(Figure data in JSON)
----------------

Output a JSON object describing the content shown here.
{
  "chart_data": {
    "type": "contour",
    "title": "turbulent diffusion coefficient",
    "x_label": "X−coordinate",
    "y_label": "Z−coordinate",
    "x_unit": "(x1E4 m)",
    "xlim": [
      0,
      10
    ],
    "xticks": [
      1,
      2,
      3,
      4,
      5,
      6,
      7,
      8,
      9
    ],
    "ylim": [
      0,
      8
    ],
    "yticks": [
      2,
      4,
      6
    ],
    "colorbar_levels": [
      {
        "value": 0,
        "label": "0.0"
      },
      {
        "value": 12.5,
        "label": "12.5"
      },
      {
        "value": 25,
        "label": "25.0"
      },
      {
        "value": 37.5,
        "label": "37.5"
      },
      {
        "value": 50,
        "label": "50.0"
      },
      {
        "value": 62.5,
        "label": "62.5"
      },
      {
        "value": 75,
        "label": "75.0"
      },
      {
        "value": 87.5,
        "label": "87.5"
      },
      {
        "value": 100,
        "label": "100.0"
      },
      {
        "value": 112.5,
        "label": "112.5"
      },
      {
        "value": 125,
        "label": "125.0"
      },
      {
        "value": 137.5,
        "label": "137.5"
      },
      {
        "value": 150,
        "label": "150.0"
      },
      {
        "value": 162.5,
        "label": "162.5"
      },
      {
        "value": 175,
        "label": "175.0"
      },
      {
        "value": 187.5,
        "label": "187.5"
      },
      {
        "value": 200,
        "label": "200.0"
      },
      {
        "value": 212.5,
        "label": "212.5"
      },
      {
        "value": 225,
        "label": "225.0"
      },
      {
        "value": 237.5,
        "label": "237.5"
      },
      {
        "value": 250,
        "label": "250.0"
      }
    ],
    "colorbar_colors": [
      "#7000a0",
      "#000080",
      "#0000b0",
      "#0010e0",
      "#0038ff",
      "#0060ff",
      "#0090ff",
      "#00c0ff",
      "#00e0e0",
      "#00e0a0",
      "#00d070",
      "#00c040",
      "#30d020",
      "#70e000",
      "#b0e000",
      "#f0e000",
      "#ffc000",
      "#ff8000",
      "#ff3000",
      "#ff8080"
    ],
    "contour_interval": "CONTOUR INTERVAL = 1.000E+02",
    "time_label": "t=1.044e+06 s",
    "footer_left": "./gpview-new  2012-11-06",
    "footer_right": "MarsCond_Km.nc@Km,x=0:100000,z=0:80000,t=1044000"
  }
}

----------------

**WHAT THE TASK REQUIRES**
Extract every line from the records above that contains the word "coordinate".

**FULL ANSWER**
    "x_label": "X−coordinate",
    "y_label": "Z−coordinate",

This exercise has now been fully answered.